**WHAT THIS TASK INVOLVES:**
Make an exact copy of all the records.

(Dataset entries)
● ● ● ● ● ● ●
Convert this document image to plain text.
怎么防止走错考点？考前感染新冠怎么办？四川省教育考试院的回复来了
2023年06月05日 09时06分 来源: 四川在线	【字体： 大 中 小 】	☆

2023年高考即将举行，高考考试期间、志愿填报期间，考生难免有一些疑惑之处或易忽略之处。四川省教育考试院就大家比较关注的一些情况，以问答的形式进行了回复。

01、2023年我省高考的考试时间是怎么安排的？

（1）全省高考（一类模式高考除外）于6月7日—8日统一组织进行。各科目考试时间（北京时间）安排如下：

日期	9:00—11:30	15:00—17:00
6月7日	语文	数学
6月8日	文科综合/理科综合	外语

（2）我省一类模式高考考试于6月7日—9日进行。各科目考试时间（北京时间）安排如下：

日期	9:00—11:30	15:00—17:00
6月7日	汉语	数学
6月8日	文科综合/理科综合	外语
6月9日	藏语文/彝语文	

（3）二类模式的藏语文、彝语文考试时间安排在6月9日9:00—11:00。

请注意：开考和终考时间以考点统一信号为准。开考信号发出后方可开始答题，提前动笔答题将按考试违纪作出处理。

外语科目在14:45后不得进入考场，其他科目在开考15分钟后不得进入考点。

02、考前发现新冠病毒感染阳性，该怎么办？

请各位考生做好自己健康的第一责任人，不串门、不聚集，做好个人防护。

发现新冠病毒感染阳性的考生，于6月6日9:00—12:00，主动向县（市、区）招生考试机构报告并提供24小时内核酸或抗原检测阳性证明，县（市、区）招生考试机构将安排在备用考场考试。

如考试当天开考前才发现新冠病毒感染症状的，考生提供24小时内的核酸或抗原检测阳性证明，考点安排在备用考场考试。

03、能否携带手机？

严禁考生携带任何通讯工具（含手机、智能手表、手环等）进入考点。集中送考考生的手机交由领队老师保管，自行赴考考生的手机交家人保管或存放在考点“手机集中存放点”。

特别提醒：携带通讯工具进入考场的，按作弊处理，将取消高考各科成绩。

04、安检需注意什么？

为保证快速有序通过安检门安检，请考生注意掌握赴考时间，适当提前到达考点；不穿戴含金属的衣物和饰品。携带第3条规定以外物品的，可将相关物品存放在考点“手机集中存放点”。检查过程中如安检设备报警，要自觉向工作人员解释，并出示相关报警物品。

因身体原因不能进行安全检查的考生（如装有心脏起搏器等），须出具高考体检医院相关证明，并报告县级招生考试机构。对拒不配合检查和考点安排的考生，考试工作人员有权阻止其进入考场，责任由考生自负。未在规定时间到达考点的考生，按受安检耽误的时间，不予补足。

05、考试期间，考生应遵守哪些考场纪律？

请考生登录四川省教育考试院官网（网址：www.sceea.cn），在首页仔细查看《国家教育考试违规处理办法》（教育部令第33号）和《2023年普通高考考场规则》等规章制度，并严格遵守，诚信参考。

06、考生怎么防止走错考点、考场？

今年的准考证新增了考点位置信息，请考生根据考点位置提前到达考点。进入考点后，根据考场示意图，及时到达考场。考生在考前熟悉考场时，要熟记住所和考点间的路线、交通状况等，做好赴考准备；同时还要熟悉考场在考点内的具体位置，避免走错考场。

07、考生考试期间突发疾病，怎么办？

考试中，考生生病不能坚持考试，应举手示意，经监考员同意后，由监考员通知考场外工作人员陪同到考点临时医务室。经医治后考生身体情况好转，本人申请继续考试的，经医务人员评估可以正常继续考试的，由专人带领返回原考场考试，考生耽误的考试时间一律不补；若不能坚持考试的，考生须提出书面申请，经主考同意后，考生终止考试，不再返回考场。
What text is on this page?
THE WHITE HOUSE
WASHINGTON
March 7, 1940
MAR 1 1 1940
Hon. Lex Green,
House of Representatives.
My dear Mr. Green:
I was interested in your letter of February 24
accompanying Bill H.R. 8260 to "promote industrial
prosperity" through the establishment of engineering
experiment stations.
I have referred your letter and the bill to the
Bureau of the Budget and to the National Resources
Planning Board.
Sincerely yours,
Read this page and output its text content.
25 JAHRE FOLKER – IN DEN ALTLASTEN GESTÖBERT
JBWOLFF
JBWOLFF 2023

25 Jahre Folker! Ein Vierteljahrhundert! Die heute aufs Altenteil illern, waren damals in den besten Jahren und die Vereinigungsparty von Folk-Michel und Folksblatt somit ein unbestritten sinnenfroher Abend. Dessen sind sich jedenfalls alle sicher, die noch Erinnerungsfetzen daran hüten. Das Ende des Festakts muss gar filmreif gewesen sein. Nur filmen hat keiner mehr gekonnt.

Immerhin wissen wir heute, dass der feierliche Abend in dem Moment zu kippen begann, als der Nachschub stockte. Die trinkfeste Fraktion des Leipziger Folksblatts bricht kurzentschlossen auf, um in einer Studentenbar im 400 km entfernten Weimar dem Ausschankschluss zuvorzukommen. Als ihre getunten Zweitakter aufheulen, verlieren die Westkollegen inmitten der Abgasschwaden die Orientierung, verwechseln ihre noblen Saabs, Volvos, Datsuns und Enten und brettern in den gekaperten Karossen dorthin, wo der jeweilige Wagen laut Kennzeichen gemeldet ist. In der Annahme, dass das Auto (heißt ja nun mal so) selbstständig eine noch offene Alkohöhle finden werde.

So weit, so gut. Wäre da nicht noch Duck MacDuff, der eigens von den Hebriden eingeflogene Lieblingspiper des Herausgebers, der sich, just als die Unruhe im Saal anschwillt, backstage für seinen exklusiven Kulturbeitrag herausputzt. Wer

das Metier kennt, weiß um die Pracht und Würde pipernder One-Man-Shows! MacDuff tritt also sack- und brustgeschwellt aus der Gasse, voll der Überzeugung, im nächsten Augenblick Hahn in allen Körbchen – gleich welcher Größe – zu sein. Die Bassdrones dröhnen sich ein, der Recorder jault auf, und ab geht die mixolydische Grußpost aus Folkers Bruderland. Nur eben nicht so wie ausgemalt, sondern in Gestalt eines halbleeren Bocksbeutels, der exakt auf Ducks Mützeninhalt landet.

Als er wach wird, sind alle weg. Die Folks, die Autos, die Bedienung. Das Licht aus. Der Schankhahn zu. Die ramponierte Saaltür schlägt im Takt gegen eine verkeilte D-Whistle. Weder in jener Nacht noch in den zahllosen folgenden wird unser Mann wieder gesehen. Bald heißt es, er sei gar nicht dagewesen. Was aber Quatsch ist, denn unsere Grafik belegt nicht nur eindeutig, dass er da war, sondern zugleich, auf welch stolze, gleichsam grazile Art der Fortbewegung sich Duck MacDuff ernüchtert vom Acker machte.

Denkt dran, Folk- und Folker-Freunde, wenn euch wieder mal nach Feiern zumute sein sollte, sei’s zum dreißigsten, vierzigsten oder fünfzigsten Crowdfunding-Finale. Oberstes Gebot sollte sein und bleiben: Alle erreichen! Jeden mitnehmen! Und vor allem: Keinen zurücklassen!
● ● ● ● ● ● ●
**FINAL ANSWER:**
Convert this document image to plain text.
怎么防止走错考点？考前感染新冠怎么办？四川省教育考试院的回复来了
2023年06月05日 09时06分 来源: 四川在线	【字体： 大 中 小 】	☆

2023年高考即将举行，高考考试期间、志愿填报期间，考生难免有一些疑惑之处或易忽略之处。四川省教育考试院就大家比较关注的一些情况，以问答的形式进行了回复。

01、2023年我省高考的考试时间是怎么安排的？

（1）全省高考（一类模式高考除外）于6月7日—8日统一组织进行。各科目考试时间（北京时间）安排如下：

日期	9:00—11:30	15:00—17:00
6月7日	语文	数学
6月8日	文科综合/理科综合	外语

（2）我省一类模式高考考试于6月7日—9日进行。各科目考试时间（北京时间）安排如下：

日期	9:00—11:30	15:00—17:00
6月7日	汉语	数学
6月8日	文科综合/理科综合	外语
6月9日	藏语文/彝语文	

（3）二类模式的藏语文、彝语文考试时间安排在6月9日9:00—11:00。

请注意：开考和终考时间以考点统一信号为准。开考信号发出后方可开始答题，提前动笔答题将按考试违纪作出处理。

外语科目在14:45后不得进入考场，其他科目在开考15分钟后不得进入考点。

02、考前发现新冠病毒感染阳性，该怎么办？

请各位考生做好自己健康的第一责任人，不串门、不聚集，做好个人防护。

发现新冠病毒感染阳性的考生，于6月6日9:00—12:00，主动向县（市、区）招生考试机构报告并提供24小时内核酸或抗原检测阳性证明，县（市、区）招生考试机构将安排在备用考场考试。

如考试当天开考前才发现新冠病毒感染症状的，考生提供24小时内的核酸或抗原检测阳性证明，考点安排在备用考场考试。

03、能否携带手机？

严禁考生携带任何通讯工具（含手机、智能手表、手环等）进入考点。集中送考考生的手机交由领队老师保管，自行赴考考生的手机交家人保管或存放在考点“手机集中存放点”。

特别提醒：携带通讯工具进入考场的，按作弊处理，将取消高考各科成绩。

04、安检需注意什么？

为保证快速有序通过安检门安检，请考生注意掌握赴考时间，适当提前到达考点；不穿戴含金属的衣物和饰品。携带第3条规定以外物品的，可将相关物品存放在考点“手机集中存放点”。检查过程中如安检设备报警，要自觉向工作人员解释，并出示相关报警物品。

因身体原因不能进行安全检查的考生（如装有心脏起搏器等），须出具高考体检医院相关证明，并报告县级招生考试机构。对拒不配合检查和考点安排的考生，考试工作人员有权阻止其进入考场，责任由考生自负。未在规定时间到达考点的考生，按受安检耽误的时间，不予补足。

05、考试期间，考生应遵守哪些考场纪律？

请考生登录四川省教育考试院官网（网址：www.sceea.cn），在首页仔细查看《国家教育考试违规处理办法》（教育部令第33号）和《2023年普通高考考场规则》等规章制度，并严格遵守，诚信参考。

06、考生怎么防止走错考点、考场？

今年的准考证新增了考点位置信息，请考生根据考点位置提前到达考点。进入考点后，根据考场示意图，及时到达考场。考生在考前熟悉考场时，要熟记住所和考点间的路线、交通状况等，做好赴考准备；同时还要熟悉考场在考点内的具体位置，避免走错考场。

07、考生考试期间突发疾病，怎么办？

考试中，考生生病不能坚持考试，应举手示意，经监考员同意后，由监考员通知考场外工作人员陪同到考点临时医务室。经医治后考生身体情况好转，本人申请继续考试的，经医务人员评估可以正常继续考试的，由专人带领返回原考场考试，考生耽误的考试时间一律不补；若不能坚持考试的，考生须提出书面申请，经主考同意后，考生终止考试，不再返回考场。
What text is on this page?
THE WHITE HOUSE
WASHINGTON
March 7, 1940
MAR 1 1 1940
Hon. Lex Green,
House of Representatives.
My dear Mr. Green:
I was interested in your letter of February 24
accompanying Bill H.R. 8260 to "promote industrial
prosperity" through the establishment of engineering
experiment stations.
I have referred your letter and the bill to the
Bureau of the Budget and to the National Resources
Planning Board.
Sincerely yours,
Read this page and output its text content.
25 JAHRE FOLKER – IN DEN ALTLASTEN GESTÖBERT
JBWOLFF
JBWOLFF 2023

25 Jahre Folker! Ein Vierteljahrhundert! Die heute aufs Altenteil illern, waren damals in den besten Jahren und die Vereinigungsparty von Folk-Michel und Folksblatt somit ein unbestritten sinnenfroher Abend. Dessen sind sich jedenfalls alle sicher, die noch Erinnerungsfetzen daran hüten. Das Ende des Festakts muss gar filmreif gewesen sein. Nur filmen hat keiner mehr gekonnt.

Immerhin wissen wir heute, dass der feierliche Abend in dem Moment zu kippen begann, als der Nachschub stockte. Die trinkfeste Fraktion des Leipziger Folksblatts bricht kurzentschlossen auf, um in einer Studentenbar im 400 km entfernten Weimar dem Ausschankschluss zuvorzukommen. Als ihre getunten Zweitakter aufheulen, verlieren die Westkollegen inmitten der Abgasschwaden die Orientierung, verwechseln ihre noblen Saabs, Volvos, Datsuns und Enten und brettern in den gekaperten Karossen dorthin, wo der jeweilige Wagen laut Kennzeichen gemeldet ist. In der Annahme, dass das Auto (heißt ja nun mal so) selbstständig eine noch offene Alkohöhle finden werde.

So weit, so gut. Wäre da nicht noch Duck MacDuff, der eigens von den Hebriden eingeflogene Lieblingspiper des Herausgebers, der sich, just als die Unruhe im Saal anschwillt, backstage für seinen exklusiven Kulturbeitrag herausputzt. Wer

das Metier kennt, weiß um die Pracht und Würde pipernder One-Man-Shows! MacDuff tritt also sack- und brustgeschwellt aus der Gasse, voll der Überzeugung, im nächsten Augenblick Hahn in allen Körbchen – gleich welcher Größe – zu sein. Die Bassdrones dröhnen sich ein, der Recorder jault auf, und ab geht die mixolydische Grußpost aus Folkers Bruderland. Nur eben nicht so wie ausgemalt, sondern in Gestalt eines halbleeren Bocksbeutels, der exakt auf Ducks Mützeninhalt landet.

Als er wach wird, sind alle weg. Die Folks, die Autos, die Bedienung. Das Licht aus. Der Schankhahn zu. Die ramponierte Saaltür schlägt im Takt gegen eine verkeilte D-Whistle. Weder in jener Nacht noch in den zahllosen folgenden wird unser Mann wieder gesehen. Bald heißt es, er sei gar nicht dagewesen. Was aber Quatsch ist, denn unsere Grafik belegt nicht nur eindeutig, dass er da war, sondern zugleich, auf welch stolze, gleichsam grazile Art der Fortbewegung sich Duck MacDuff ernüchtert vom Acker machte.

Denkt dran, Folk- und Folker-Freunde, wenn euch wieder mal nach Feiern zumute sein sollte, sei’s zum dreißigsten, vierzigsten oder fünfzigsten Crowdfunding-Finale. Oberstes Gebot sollte sein und bleiben: Alle erreichen! Jeden mitnehmen! Und vor allem: Keinen zurücklassen!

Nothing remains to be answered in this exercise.